(Entries with figure data)
* Begin *
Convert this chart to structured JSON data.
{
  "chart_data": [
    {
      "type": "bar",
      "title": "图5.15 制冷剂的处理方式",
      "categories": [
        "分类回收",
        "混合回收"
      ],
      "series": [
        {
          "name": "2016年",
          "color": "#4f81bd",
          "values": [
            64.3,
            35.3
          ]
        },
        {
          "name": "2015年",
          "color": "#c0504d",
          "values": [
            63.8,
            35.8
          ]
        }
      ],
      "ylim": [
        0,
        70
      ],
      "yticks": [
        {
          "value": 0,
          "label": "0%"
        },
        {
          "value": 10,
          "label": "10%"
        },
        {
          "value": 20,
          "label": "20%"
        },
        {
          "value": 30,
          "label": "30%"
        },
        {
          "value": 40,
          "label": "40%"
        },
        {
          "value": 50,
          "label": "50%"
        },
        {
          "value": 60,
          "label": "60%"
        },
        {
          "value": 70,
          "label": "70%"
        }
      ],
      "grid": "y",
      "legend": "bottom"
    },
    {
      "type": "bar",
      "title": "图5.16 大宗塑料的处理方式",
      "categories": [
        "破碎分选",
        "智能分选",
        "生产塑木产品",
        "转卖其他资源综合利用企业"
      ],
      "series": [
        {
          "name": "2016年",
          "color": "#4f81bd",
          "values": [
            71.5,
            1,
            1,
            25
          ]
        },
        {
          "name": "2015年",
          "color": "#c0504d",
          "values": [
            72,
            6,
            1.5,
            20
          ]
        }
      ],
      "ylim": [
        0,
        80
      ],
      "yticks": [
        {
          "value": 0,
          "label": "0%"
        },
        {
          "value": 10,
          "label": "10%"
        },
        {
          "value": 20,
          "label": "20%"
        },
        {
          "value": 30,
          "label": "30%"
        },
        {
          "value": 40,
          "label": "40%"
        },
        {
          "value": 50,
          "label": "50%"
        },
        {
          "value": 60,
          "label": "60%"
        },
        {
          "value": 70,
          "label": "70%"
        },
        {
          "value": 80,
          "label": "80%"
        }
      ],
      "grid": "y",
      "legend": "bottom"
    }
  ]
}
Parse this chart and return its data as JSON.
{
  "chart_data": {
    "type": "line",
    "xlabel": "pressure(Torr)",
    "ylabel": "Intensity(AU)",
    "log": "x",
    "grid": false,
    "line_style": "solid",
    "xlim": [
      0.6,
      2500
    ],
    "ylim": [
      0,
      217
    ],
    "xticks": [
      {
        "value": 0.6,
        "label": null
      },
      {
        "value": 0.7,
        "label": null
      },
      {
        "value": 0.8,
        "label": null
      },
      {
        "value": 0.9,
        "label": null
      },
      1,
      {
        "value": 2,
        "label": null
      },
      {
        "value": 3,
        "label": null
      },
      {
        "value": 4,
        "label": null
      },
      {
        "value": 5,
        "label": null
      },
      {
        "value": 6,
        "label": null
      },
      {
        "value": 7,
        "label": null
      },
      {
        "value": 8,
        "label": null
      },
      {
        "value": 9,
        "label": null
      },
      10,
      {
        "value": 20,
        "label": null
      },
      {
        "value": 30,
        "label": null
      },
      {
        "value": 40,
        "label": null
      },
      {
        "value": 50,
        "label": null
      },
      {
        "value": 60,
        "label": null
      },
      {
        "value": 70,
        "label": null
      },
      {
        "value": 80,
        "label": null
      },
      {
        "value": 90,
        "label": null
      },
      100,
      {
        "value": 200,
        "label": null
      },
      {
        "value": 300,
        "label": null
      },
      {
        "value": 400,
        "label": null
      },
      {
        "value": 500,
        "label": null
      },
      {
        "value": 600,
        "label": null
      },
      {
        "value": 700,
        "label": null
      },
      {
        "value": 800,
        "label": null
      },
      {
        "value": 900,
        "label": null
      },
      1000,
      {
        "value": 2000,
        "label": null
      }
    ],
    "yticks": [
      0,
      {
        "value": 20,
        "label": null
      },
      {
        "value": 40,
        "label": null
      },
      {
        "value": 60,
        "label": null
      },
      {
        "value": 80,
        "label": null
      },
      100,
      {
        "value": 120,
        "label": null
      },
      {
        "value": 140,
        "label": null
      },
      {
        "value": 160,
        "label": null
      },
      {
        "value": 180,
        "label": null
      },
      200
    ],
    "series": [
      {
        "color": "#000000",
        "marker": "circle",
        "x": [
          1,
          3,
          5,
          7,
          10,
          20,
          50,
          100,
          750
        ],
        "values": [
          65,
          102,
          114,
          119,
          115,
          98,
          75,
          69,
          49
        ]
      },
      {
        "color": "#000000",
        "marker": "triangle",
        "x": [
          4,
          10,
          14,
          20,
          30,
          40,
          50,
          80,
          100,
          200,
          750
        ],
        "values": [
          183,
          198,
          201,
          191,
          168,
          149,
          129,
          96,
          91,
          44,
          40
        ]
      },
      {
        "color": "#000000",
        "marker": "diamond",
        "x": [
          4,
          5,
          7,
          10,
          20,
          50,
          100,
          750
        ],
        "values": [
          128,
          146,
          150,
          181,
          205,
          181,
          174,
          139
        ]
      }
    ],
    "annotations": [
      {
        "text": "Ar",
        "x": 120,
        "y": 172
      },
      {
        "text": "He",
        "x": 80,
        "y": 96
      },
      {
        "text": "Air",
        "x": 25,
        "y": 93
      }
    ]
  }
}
* End *
Please reproduce every line of the material word for word.

Convert this chart to structured JSON data.
{
  "chart_data": [
    {
      "type": "bar",
      "title": "图5.15 制冷剂的处理方式",
      "categories": [
        "分类回收",
        "混合回收"
      ],
      "series": [
        {
          "name": "2016年",
          "color": "#4f81bd",
          "values": [
            64.3,
            35.3
          ]
        },
        {
          "name": "2015年",
          "color": "#c0504d",
          "values": [
            63.8,
            35.8
          ]
        }
      ],
      "ylim": [
        0,
        70
      ],
      "yticks": [
        {
          "value": 0,
          "label": "0%"
        },
        {
          "value": 10,
          "label": "10%"
        },
        {
          "value": 20,
          "label": "20%"
        },
        {
          "value": 30,
          "label": "30%"
        },
        {
          "value": 40,
          "label": "40%"
        },
        {
          "value": 50,
          "label": "50%"
        },
        {
          "value": 60,
          "label": "60%"
        },
        {
          "value": 70,
          "label": "70%"
        }
      ],
      "grid": "y",
      "legend": "bottom"
    },
    {
      "type": "bar",
      "title": "图5.16 大宗塑料的处理方式",
      "categories": [
        "破碎分选",
        "智能分选",
        "生产塑木产品",
        "转卖其他资源综合利用企业"
      ],
      "series": [
        {
          "name": "2016年",
          "color": "#4f81bd",
          "values": [
            71.5,
            1,
            1,
            25
          ]
        },
        {
          "name": "2015年",
          "color": "#c0504d",
          "values": [
            72,
            6,
            1.5,
            20
          ]
        }
      ],
      "ylim": [
        0,
        80
      ],
      "yticks": [
        {
          "value": 0,
          "label": "0%"
        },
        {
          "value": 10,
          "label": "10%"
        },
        {
          "value": 20,
          "label": "20%"
        },
        {
          "value": 30,
          "label": "30%"
        },
        {
          "value": 40,
          "label": "40%"
        },
        {
          "value": 50,
          "label": "50%"
        },
        {
          "value": 60,
          "label": "60%"
        },
        {
          "value": 70,
          "label": "70%"
        },
        {
          "value": 80,
          "label": "80%"
        }
      ],
      "grid": "y",
      "legend": "bottom"
    }
  ]
}
Parse this chart and return its data as JSON.
{
  "chart_data": {
    "type": "line",
    "xlabel": "pressure(Torr)",
    "ylabel": "Intensity(AU)",
    "log": "x",
    "grid": false,
    "line_style": "solid",
    "xlim": [
      0.6,
      2500
    ],
    "ylim": [
      0,
      217
    ],
    "xticks": [
      {
        "value": 0.6,
        "label": null
      },
      {
        "value": 0.7,
        "label": null
      },
      {
        "value": 0.8,
        "label": null
      },
      {
        "value": 0.9,
        "label": null
      },
      1,
      {
        "value": 2,
        "label": null
      },
      {
        "value": 3,
        "label": null
      },
      {
        "value": 4,
        "label": null
      },
      {
        "value": 5,
        "label": null
      },
      {
        "value": 6,
        "label": null
      },
      {
        "value": 7,
        "label": null
      },
      {
        "value": 8,
        "label": null
      },
      {
        "value": 9,
        "label": null
      },
      10,
      {
        "value": 20,
        "label": null
      },
      {
        "value": 30,
        "label": null
      },
      {
        "value": 40,
        "label": null
      },
      {
        "value": 50,
        "label": null
      },
      {
        "value": 60,
        "label": null
      },
      {
        "value": 70,
        "label": null
      },
      {
        "value": 80,
        "label": null
      },
      {
        "value": 90,
        "label": null
      },
      100,
      {
        "value": 200,
        "label": null
      },
      {
        "value": 300,
        "label": null
      },
      {
        "value": 400,
        "label": null
      },
      {
        "value": 500,
        "label": null
      },
      {
        "value": 600,
        "label": null
      },
      {
        "value": 700,
        "label": null
      },
      {
        "value": 800,
        "label": null
      },
      {
        "value": 900,
        "label": null
      },
      1000,
      {
        "value": 2000,
        "label": null
      }
    ],
    "yticks": [
      0,
      {
        "value": 20,
        "label": null
      },
      {
        "value": 40,
        "label": null
      },
      {
        "value": 60,
        "label": null
      },
      {
        "value": 80,
        "label": null
      },
      100,
      {
        "value": 120,
        "label": null
      },
      {
        "value": 140,
        "label": null
      },
      {
        "value": 160,
        "label": null
      },
      {
        "value": 180,
        "label": null
      },
      200
    ],
    "series": [
      {
        "color": "#000000",
        "marker": "circle",
        "x": [
          1,
          3,
          5,
          7,
          10,
          20,
          50,
          100,
          750
        ],
        "values": [
          65,
          102,
          114,
          119,
          115,
          98,
          75,
          69,
          49
        ]
      },
      {
        "color": "#000000",
        "marker": "triangle",
        "x": [
          4,
          10,
          14,
          20,
          30,
          40,
          50,
          80,
          100,
          200,
          750
        ],
        "values": [
          183,
          198,
          201,
          191,
          168,
          149,
          129,
          96,
          91,
          44,
          40
        ]
      },
      {
        "color": "#000000",
        "marker": "diamond",
        "x": [
          4,
          5,
          7,
          10,
          20,
          50,
          100,
          750
        ],
        "values": [
          128,
          146,
          150,
          181,
          205,
          181,
          174,
          139
        ]
      }
    ],
    "annotations": [
      {
        "text": "Ar",
        "x": 120,
        "y": 172
      },
      {
        "text": "He",
        "x": 80,
        "y": 96
      },
      {
        "text": "Air",
        "x": 25,
        "y": 93
      }
    ]
  }
}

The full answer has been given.